>>>

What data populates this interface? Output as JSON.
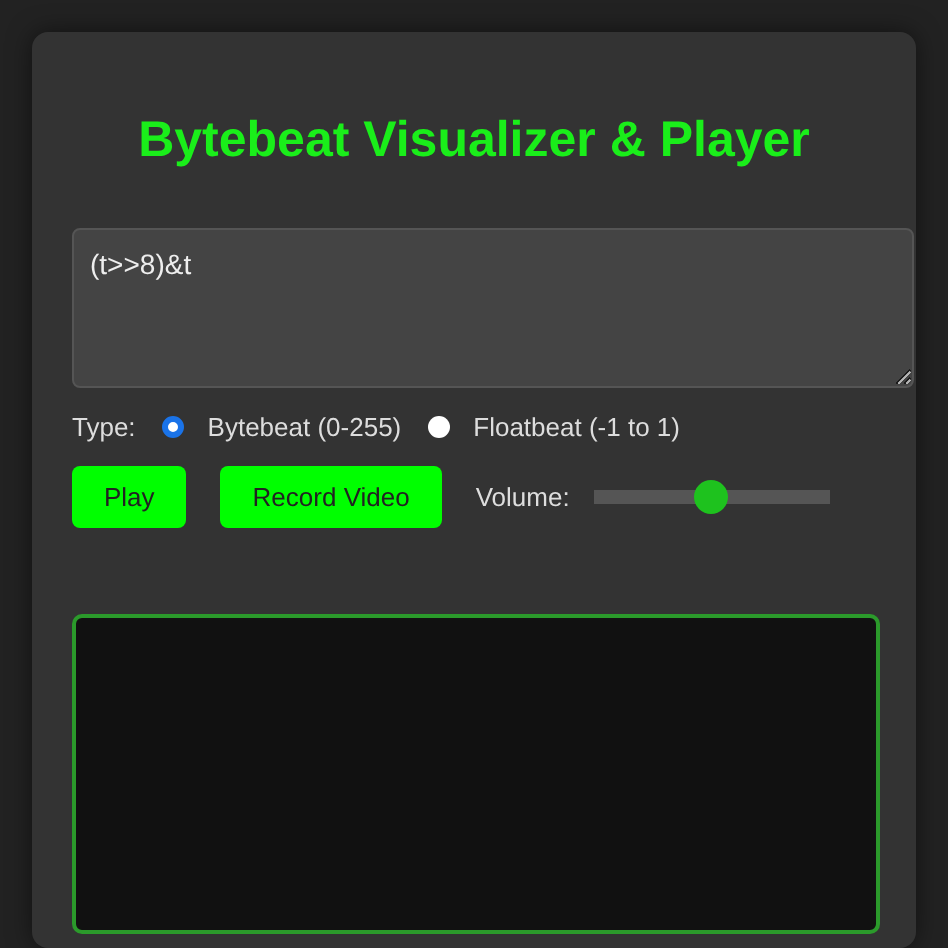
{
  "title": "Bytebeat Visualizer & Player",
  "expression": {
    "value": "(t>>8)&t"
  },
  "type": {
    "label": "Type:",
    "options": [
      {
        "label": "Bytebeat (0-255)",
        "selected": true
      },
      {
        "label": "Floatbeat (-1 to 1)",
        "selected": false
      }
    ]
  },
  "buttons": [
    {
      "label": "Play"
    },
    {
      "label": "Record Video"
    }
  ],
  "volume": {
    "label": "Volume:",
    "level": 0.49
  }
}
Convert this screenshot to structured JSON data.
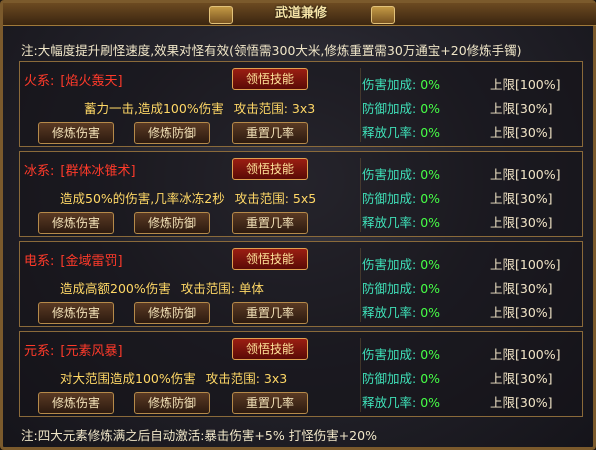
{
  "window": {
    "title": "武道兼修"
  },
  "notes": {
    "top": "注:大幅度提升刷怪速度,效果对怪有效(领悟需300大米,修炼重置需30万通宝+20修炼手镯)",
    "bottom": "注:四大元素修炼满之后自动激活:暴击伤害+5% 打怪伤害+20%"
  },
  "labels": {
    "learn": "领悟技能",
    "train_damage": "修炼伤害",
    "train_defense": "修炼防御",
    "reset_rate": "重置几率",
    "stat_damage": "伤害加成:",
    "stat_defense": "防御加成:",
    "stat_release": "释放几率:"
  },
  "elements": [
    {
      "element": "火系:",
      "skill": "[焰火轰天]",
      "effect": "蓄力一击,造成100%伤害",
      "range": "攻击范围: 3x3",
      "damage": "0%",
      "defense": "0%",
      "release": "0%",
      "damage_limit": "上限[100%]",
      "defense_limit": "上限[30%]",
      "release_limit": "上限[30%]"
    },
    {
      "element": "冰系:",
      "skill": "[群体冰锥术]",
      "effect": "造成50%的伤害,几率冰冻2秒",
      "range": "攻击范围: 5x5",
      "damage": "0%",
      "defense": "0%",
      "release": "0%",
      "damage_limit": "上限[100%]",
      "defense_limit": "上限[30%]",
      "release_limit": "上限[30%]"
    },
    {
      "element": "电系:",
      "skill": "[金域雷罚]",
      "effect": "造成高额200%伤害",
      "range": "攻击范围: 单体",
      "damage": "0%",
      "defense": "0%",
      "release": "0%",
      "damage_limit": "上限[100%]",
      "defense_limit": "上限[30%]",
      "release_limit": "上限[30%]"
    },
    {
      "element": "元系:",
      "skill": "[元素风暴]",
      "effect": "对大范围造成100%伤害",
      "range": "攻击范围: 3x3",
      "damage": "0%",
      "defense": "0%",
      "release": "0%",
      "damage_limit": "上限[100%]",
      "defense_limit": "上限[30%]",
      "release_limit": "上限[30%]"
    }
  ]
}
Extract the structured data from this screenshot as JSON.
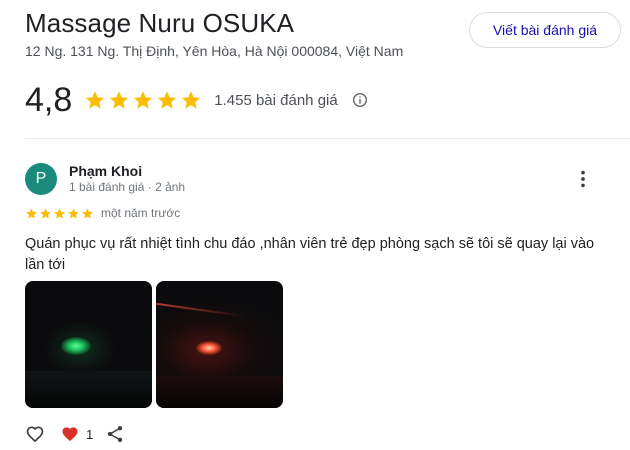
{
  "place": {
    "title": "Massage Nuru OSUKA",
    "address": "12 Ng. 131 Ng. Thị Định, Yên Hòa, Hà Nội 000084, Việt Nam",
    "write_review_label": "Viết bài đánh giá",
    "rating": "4,8",
    "star_count": 5,
    "review_count": "1.455 bài đánh giá"
  },
  "colors": {
    "star": "#fbbc04",
    "avatar": "#1a8a7d",
    "link": "#1a0dab",
    "liked_heart": "#d93025"
  },
  "icons": [
    "star-icon",
    "info-icon",
    "more-vert-icon",
    "heart-outline-icon",
    "heart-filled-icon",
    "share-icon"
  ],
  "review": {
    "avatar_letter": "P",
    "author": "Phạm Khoi",
    "meta": "1 bài đánh giá · 2 ảnh",
    "stars": 5,
    "time": "một năm trước",
    "text": "Quán phục vụ rất nhiệt tình chu đáo ,nhân viên trẻ đẹp phòng sạch sẽ tôi sẽ quay lại vào lần tới",
    "likes": "1"
  }
}
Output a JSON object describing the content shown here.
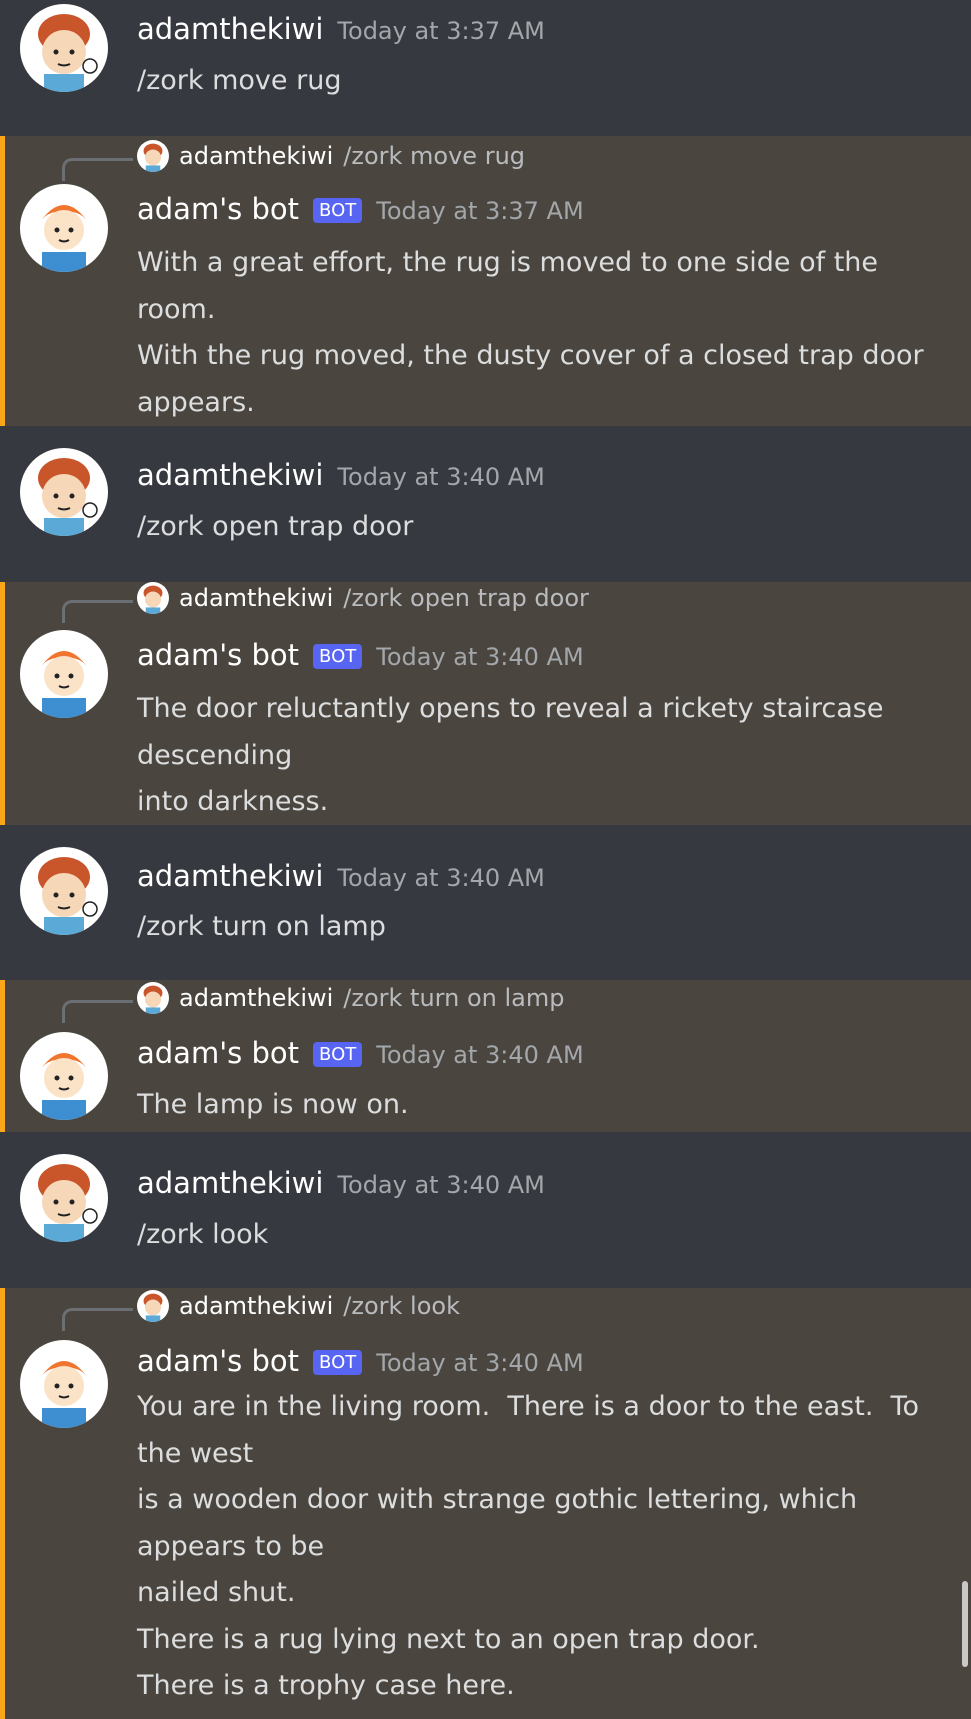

<<<

The answer is the number of lines in the preceding material that hold "title"; write that number and nothing else.

3